Copy every line of the entries that includes the word "this".

[Figure content listings]
########################################

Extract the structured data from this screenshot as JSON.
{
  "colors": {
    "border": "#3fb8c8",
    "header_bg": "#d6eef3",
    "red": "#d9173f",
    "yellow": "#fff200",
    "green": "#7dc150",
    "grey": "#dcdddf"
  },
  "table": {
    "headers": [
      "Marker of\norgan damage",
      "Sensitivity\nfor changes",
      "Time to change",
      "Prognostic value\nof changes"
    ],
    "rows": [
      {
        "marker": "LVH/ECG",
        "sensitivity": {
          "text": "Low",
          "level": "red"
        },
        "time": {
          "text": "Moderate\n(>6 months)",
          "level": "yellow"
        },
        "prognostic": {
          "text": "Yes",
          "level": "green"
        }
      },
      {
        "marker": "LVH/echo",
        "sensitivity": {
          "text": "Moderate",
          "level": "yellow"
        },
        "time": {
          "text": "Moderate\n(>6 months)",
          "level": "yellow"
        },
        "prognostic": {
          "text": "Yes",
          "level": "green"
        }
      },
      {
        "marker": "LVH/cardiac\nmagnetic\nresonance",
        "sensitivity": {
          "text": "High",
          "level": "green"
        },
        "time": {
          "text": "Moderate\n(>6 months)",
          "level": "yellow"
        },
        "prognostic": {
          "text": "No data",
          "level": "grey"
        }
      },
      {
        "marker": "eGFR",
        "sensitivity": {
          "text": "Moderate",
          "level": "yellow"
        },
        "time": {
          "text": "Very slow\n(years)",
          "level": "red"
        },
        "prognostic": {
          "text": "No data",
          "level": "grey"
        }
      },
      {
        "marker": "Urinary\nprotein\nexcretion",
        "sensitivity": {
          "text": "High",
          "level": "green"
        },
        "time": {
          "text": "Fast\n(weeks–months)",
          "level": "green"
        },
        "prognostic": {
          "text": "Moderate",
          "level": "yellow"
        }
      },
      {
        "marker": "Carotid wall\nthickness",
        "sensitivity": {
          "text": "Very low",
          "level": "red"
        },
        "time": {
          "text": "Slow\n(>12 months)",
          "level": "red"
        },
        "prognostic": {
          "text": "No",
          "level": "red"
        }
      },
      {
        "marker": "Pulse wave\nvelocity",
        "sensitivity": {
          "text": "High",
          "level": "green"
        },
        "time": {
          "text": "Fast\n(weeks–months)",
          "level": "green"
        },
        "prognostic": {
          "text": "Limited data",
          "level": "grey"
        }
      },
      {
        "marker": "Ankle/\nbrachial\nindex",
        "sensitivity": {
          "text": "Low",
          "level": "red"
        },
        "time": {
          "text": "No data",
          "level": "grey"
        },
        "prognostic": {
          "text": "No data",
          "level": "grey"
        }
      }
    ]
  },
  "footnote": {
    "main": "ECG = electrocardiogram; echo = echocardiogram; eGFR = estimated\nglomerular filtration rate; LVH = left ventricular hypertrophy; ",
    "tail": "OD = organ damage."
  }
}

########################################

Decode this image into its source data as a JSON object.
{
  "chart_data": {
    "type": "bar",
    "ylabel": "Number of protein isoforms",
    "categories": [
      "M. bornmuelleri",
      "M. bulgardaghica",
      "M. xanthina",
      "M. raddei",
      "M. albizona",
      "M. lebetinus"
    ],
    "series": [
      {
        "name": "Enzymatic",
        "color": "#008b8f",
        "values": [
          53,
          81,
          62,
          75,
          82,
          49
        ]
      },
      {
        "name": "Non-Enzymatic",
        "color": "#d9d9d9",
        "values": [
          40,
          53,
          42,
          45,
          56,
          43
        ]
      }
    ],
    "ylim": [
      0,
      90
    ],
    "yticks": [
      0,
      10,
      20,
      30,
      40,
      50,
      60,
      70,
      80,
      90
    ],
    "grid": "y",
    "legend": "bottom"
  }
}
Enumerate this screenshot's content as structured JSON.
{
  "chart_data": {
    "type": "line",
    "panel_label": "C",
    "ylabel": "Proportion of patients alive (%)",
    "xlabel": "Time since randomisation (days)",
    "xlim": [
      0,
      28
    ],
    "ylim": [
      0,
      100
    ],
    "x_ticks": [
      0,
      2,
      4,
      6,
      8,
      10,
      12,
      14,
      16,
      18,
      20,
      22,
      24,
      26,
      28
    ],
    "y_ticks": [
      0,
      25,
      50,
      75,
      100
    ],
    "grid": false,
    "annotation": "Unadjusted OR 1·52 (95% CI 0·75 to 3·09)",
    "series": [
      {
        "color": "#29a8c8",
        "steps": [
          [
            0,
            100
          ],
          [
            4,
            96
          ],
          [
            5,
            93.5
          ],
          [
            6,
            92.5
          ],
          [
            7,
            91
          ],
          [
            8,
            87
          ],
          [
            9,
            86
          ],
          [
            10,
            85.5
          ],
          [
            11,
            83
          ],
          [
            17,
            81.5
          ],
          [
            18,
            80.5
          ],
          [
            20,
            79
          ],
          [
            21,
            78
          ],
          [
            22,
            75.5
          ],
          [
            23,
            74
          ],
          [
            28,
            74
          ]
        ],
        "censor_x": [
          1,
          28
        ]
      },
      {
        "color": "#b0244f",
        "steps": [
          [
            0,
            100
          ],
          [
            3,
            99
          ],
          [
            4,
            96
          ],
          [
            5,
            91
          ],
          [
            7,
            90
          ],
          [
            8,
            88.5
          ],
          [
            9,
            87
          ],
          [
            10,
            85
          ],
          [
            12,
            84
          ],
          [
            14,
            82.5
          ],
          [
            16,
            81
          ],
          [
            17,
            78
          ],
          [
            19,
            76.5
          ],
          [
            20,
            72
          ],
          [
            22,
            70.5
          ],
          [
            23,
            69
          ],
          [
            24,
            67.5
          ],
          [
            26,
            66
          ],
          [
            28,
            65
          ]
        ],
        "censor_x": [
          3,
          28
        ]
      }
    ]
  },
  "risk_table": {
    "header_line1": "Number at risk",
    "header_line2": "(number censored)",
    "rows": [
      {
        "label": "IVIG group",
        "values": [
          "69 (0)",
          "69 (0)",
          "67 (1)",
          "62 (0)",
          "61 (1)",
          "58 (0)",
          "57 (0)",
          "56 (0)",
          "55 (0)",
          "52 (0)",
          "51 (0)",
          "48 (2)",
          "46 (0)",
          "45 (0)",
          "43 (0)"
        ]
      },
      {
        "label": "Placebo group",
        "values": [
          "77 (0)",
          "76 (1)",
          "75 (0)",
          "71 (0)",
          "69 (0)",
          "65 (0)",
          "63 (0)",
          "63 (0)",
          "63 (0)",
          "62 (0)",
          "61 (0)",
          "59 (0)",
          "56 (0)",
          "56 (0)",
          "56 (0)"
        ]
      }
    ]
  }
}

########################################

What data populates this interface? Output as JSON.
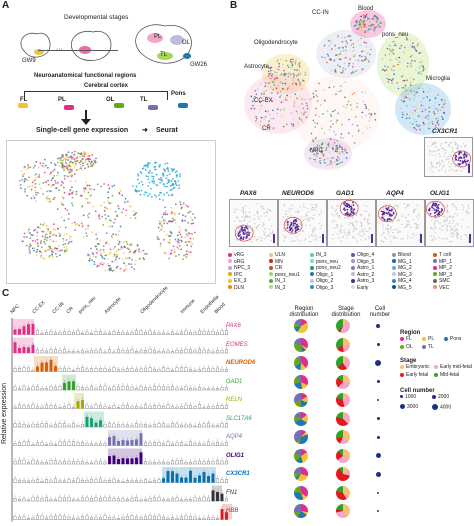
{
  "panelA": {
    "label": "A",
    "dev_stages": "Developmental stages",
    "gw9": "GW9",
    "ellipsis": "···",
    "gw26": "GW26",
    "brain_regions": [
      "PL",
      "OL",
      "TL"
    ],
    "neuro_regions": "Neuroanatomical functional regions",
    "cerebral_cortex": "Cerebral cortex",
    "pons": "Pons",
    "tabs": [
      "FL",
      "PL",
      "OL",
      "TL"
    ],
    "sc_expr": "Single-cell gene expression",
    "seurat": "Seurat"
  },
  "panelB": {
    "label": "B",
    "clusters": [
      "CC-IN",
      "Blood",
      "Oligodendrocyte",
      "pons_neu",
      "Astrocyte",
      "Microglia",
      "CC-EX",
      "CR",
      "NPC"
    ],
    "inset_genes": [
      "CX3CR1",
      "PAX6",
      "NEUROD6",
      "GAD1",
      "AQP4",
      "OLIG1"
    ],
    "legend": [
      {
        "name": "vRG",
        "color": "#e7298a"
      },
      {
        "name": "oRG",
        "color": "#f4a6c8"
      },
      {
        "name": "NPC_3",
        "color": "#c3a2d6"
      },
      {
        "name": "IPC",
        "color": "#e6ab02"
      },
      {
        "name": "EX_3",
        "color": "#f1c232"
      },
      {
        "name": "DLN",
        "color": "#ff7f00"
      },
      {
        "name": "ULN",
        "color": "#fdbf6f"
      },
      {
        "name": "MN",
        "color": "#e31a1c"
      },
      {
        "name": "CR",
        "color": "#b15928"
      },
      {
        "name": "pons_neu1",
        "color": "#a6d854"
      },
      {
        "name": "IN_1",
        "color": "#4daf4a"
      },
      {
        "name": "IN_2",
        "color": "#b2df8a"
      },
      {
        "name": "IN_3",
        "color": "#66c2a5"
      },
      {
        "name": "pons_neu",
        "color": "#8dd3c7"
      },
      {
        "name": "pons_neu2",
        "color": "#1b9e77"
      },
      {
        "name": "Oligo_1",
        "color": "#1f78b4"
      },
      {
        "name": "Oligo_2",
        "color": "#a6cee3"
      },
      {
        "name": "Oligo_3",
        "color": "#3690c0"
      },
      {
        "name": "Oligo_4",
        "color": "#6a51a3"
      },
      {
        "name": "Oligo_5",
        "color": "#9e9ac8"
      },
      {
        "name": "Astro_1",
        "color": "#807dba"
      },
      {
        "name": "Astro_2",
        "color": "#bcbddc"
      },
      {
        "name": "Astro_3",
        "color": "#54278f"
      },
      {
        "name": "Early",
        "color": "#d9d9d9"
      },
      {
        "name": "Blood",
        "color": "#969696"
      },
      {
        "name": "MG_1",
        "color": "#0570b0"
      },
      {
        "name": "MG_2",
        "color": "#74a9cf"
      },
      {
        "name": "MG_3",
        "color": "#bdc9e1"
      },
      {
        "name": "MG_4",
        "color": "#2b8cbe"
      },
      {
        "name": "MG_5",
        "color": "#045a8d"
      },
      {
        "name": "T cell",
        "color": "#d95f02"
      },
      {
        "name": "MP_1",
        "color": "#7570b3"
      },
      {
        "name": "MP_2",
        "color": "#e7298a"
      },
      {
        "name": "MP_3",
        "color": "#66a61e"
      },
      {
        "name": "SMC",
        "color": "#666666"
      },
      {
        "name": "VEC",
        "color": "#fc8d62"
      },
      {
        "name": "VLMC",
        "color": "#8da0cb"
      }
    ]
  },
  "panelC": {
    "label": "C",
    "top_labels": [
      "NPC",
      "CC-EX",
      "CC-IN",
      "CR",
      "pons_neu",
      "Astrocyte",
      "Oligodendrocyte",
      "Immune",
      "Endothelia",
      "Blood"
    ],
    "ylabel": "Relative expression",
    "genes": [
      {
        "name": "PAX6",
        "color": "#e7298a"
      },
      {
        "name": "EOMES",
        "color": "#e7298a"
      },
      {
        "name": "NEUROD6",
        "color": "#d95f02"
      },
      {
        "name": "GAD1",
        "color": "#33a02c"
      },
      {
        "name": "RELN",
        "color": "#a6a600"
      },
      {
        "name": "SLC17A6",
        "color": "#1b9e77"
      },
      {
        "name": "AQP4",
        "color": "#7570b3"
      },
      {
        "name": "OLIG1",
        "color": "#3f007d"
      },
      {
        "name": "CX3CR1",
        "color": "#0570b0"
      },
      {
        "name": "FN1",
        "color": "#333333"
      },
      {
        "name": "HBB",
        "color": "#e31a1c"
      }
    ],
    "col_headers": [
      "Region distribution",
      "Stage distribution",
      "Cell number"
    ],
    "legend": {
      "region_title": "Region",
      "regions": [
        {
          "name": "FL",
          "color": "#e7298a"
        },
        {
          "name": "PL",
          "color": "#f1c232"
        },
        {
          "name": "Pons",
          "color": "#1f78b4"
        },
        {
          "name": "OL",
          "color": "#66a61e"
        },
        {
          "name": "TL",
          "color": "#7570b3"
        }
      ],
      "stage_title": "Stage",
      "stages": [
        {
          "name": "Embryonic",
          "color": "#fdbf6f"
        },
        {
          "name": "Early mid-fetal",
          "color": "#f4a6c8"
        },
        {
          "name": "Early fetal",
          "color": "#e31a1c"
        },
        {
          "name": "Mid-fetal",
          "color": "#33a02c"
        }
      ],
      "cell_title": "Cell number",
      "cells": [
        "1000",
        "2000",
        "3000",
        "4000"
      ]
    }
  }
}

########################################

**Written response:**
Extract the structured data from this screenshot as JSON.
Decode this image into its source data as a JSON object.
Enumerate this screenshot's content as structured JSON.
What data populates this interface? Output as JSON.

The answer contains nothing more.